● **WHAT NEEDS TO BE DONE**
Gather up every line from the entries below that uses the word "Karadeniz".

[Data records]
** begin **

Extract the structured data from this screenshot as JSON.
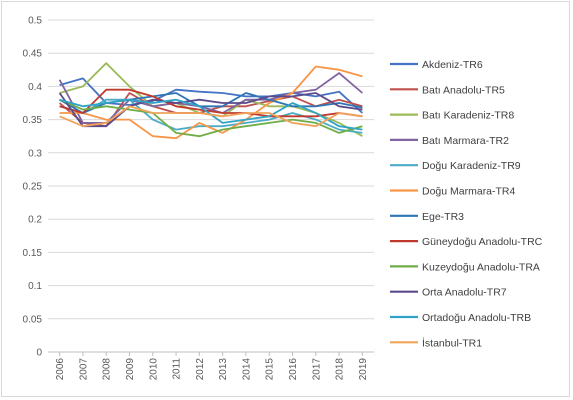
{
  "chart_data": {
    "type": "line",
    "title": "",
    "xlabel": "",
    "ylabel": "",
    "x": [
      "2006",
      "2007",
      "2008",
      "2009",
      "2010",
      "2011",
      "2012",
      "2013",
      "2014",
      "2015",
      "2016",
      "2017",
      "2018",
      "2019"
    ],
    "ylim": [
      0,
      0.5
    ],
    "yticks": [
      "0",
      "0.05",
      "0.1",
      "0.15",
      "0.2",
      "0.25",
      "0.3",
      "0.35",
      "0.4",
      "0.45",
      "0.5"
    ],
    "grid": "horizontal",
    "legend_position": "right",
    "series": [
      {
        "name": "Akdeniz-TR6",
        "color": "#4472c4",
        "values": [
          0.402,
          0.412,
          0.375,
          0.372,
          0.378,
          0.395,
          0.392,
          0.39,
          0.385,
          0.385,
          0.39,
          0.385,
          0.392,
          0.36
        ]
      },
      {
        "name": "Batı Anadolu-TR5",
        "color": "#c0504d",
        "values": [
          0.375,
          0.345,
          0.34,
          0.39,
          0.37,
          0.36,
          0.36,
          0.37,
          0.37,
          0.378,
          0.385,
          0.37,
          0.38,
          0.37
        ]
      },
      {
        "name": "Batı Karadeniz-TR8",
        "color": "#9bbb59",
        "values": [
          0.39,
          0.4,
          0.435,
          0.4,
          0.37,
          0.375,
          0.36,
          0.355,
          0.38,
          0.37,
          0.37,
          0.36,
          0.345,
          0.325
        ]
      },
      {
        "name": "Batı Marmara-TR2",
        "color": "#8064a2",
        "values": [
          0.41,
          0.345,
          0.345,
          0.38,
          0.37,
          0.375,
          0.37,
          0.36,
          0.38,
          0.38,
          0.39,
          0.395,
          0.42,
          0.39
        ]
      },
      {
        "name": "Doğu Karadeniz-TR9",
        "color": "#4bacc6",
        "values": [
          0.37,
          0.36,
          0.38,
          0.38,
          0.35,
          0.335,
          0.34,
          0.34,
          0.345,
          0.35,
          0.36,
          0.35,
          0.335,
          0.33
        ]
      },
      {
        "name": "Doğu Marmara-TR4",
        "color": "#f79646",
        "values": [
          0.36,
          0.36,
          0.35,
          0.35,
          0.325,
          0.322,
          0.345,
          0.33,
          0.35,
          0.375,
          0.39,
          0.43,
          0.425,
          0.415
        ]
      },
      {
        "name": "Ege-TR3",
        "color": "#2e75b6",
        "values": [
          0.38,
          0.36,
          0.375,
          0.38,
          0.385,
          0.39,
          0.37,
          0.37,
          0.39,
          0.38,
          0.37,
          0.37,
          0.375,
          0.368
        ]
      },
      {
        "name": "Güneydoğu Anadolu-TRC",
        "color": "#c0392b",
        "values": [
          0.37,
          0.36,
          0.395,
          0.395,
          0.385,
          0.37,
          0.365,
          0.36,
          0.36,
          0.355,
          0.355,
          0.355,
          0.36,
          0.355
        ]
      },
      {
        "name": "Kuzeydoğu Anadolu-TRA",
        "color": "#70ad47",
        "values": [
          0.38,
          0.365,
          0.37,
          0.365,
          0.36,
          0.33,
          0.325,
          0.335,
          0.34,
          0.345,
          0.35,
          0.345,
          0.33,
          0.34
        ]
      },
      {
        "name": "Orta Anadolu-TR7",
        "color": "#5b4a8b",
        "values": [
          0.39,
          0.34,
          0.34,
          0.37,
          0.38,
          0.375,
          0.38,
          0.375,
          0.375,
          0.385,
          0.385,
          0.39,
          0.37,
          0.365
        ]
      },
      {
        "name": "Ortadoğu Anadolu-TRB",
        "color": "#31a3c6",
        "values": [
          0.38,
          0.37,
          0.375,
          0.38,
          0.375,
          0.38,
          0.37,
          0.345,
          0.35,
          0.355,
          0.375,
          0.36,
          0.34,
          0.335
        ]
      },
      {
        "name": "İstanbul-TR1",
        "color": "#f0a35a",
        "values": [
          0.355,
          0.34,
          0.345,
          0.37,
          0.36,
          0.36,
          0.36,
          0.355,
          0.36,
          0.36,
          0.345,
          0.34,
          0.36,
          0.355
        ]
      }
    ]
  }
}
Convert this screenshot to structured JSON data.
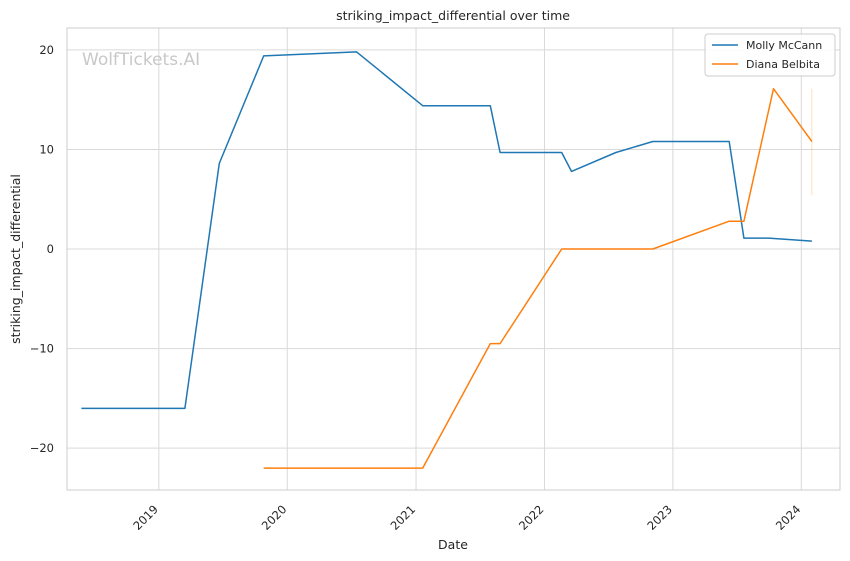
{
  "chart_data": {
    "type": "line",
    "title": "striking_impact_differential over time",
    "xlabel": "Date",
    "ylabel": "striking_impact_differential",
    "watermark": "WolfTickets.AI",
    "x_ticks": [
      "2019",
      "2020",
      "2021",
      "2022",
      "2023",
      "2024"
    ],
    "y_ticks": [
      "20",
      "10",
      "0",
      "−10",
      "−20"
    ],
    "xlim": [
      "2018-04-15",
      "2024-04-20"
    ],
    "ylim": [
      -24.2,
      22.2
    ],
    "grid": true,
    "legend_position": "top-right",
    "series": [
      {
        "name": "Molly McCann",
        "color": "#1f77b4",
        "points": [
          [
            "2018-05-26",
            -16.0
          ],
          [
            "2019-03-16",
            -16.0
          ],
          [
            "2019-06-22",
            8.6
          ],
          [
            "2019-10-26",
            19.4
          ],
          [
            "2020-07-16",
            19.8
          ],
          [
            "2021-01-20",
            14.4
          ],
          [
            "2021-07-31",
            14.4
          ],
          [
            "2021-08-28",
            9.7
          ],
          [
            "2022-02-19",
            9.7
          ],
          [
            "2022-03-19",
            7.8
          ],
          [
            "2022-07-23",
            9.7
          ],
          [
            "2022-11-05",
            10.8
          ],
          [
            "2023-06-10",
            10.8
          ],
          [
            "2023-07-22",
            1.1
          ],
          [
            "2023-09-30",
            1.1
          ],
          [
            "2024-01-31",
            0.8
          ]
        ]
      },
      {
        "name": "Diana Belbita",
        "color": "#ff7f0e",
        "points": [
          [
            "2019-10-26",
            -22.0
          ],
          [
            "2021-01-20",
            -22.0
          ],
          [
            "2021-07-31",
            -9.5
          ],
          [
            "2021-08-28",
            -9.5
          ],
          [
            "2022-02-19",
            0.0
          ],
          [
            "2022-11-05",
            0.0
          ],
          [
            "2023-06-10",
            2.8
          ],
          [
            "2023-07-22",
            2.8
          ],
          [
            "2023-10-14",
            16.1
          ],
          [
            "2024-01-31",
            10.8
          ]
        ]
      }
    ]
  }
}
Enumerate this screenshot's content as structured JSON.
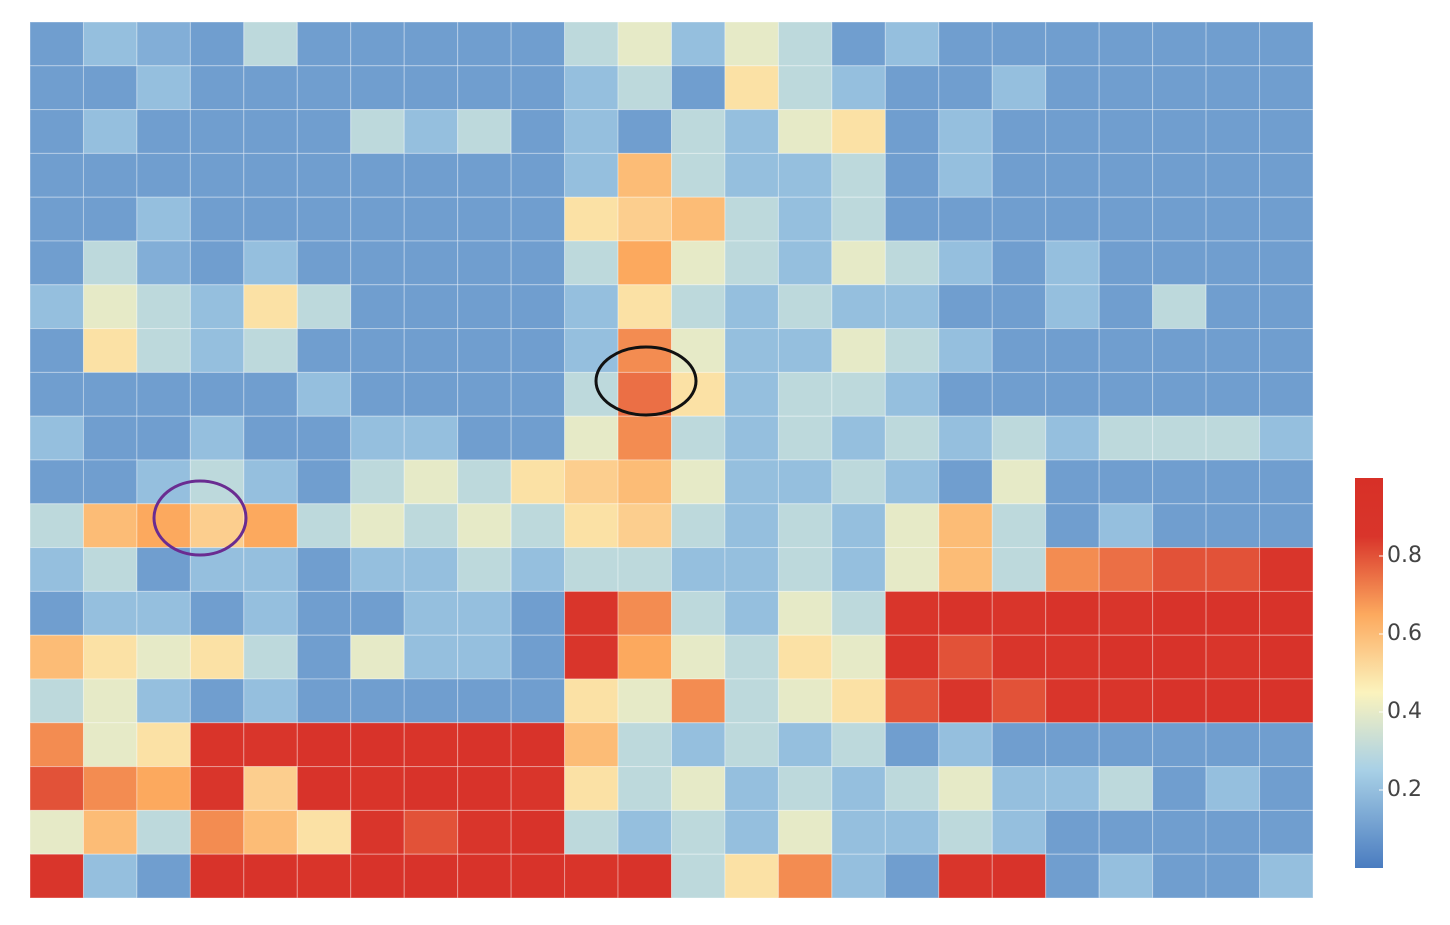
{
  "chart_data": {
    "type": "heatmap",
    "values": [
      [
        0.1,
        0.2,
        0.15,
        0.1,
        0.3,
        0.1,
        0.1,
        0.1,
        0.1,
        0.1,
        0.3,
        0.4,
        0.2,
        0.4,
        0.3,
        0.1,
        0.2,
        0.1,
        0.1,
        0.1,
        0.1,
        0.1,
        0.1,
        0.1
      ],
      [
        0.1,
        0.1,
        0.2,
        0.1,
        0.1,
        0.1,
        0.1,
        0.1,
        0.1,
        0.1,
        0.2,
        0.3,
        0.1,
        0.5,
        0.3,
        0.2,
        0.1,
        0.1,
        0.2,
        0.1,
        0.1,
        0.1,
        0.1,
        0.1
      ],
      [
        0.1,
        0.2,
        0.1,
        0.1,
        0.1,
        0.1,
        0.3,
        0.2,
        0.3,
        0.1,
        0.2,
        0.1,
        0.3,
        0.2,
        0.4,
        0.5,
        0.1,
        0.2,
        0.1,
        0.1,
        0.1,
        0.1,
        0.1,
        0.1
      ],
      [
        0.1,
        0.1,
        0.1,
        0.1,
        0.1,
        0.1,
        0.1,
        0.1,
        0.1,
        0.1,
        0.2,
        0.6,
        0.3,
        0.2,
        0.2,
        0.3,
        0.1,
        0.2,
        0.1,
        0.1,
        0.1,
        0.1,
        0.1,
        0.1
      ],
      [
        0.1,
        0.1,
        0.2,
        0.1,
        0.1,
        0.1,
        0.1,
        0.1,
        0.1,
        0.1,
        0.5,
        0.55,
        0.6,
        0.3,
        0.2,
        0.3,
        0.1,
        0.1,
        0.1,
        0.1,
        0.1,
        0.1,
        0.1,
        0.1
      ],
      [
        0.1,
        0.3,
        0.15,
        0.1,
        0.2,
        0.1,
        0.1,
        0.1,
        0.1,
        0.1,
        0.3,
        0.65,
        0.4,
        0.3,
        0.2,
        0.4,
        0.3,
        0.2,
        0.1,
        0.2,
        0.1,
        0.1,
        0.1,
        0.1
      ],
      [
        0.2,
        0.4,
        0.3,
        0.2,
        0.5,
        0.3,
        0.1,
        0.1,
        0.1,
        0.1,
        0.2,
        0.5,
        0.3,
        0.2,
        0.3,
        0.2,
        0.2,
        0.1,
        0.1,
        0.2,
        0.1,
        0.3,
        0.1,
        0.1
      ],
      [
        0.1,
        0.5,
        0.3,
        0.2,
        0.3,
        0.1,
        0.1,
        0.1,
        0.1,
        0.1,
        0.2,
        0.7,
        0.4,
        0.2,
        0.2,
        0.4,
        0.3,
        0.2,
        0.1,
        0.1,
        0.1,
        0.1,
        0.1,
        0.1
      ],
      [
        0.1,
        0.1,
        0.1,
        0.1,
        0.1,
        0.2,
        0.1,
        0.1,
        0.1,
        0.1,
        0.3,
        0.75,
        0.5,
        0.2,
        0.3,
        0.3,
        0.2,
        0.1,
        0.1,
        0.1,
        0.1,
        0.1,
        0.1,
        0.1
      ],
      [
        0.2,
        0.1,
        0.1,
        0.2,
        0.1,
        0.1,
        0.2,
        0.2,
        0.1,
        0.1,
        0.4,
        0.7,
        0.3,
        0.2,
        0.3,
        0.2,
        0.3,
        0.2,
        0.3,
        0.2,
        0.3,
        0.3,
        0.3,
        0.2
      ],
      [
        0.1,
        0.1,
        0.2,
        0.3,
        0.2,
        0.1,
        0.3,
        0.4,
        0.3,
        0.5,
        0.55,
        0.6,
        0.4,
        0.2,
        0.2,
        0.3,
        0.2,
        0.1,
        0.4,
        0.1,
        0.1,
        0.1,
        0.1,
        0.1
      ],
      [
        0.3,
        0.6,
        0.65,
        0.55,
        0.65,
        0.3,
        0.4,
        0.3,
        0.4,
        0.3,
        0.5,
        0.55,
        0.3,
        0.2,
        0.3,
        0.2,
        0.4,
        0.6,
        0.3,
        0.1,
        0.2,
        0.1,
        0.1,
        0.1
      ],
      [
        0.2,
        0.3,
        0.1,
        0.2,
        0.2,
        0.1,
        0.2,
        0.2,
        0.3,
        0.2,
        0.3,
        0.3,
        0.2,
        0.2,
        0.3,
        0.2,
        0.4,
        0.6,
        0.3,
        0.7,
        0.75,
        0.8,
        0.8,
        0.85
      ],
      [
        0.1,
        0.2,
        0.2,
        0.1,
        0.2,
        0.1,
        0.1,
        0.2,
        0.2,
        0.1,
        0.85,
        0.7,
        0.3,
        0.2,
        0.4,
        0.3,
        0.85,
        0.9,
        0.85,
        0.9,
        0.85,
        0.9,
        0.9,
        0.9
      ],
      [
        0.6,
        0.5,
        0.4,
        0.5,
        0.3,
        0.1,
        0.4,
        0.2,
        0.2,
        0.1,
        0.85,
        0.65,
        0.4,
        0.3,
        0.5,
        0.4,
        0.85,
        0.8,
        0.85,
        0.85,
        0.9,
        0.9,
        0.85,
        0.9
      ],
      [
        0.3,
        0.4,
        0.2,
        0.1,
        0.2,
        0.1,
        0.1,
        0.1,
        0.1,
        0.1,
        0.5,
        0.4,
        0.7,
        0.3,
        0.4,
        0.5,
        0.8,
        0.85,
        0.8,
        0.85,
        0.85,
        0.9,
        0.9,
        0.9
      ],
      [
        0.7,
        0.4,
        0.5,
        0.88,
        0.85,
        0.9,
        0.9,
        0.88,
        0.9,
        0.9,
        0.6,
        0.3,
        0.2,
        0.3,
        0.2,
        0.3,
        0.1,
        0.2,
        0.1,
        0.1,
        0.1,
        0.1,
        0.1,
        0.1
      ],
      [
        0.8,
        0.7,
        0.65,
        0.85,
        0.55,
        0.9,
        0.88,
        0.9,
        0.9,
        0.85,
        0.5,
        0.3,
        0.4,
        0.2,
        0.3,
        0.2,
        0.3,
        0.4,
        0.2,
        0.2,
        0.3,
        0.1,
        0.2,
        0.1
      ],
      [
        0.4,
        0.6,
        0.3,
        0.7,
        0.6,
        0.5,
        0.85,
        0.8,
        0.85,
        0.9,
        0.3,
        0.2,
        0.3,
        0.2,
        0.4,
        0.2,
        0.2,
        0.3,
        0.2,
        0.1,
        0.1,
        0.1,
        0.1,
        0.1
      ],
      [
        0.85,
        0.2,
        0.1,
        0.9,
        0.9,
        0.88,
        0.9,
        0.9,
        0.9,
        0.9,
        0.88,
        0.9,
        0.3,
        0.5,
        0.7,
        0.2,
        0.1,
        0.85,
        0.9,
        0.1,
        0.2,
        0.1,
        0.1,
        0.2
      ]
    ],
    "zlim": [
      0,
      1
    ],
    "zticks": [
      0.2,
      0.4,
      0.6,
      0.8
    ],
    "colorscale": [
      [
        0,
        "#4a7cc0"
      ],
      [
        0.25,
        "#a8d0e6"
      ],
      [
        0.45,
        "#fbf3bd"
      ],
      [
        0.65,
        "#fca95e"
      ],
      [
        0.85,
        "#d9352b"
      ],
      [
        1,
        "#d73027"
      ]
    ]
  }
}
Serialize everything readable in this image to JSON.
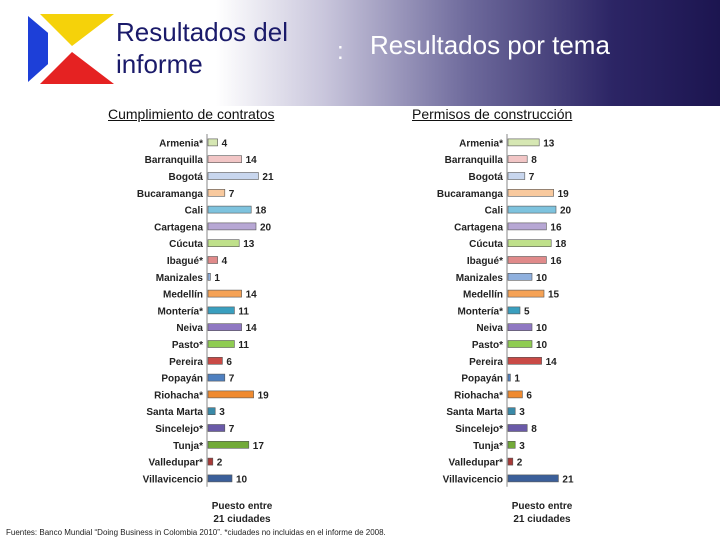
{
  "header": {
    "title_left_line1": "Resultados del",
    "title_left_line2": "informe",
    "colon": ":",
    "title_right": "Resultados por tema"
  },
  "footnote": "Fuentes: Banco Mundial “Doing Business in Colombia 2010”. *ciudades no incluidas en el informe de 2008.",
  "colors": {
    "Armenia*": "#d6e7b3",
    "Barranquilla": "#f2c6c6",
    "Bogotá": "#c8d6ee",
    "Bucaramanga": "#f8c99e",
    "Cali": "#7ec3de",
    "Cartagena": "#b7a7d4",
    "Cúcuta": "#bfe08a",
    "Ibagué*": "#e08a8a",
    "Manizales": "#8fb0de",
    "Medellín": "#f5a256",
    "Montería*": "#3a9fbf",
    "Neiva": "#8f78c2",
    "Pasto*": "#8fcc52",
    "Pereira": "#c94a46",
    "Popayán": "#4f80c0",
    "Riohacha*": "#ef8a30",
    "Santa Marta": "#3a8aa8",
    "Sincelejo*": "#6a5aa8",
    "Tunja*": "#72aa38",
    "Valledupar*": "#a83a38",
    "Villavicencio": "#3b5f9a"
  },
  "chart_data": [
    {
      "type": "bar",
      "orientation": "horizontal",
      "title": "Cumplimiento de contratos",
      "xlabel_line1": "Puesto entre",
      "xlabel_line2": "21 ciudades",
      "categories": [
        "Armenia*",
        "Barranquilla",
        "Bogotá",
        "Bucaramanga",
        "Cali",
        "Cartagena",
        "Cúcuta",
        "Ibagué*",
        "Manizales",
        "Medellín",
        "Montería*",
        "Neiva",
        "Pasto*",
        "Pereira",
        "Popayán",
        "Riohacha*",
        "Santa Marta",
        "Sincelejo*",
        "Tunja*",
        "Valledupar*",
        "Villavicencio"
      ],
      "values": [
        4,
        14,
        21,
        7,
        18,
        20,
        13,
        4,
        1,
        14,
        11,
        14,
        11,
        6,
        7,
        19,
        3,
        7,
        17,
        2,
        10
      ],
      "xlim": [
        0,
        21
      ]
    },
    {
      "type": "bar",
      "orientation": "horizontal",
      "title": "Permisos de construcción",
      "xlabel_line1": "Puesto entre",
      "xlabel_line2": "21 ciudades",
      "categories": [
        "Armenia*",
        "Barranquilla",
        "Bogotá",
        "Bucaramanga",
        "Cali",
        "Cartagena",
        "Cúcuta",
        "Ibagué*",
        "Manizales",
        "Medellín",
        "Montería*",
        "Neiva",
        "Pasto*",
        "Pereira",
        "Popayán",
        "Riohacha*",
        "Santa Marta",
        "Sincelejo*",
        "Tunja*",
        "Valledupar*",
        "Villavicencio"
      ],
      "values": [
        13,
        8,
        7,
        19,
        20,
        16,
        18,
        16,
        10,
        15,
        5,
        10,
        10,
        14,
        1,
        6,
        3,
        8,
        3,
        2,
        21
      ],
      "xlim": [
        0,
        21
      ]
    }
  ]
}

** end **

● **FINISHED TASK**
        "name": "Batı Karadeniz-TR8",
        "name": "Doğu Karadeniz-TR9",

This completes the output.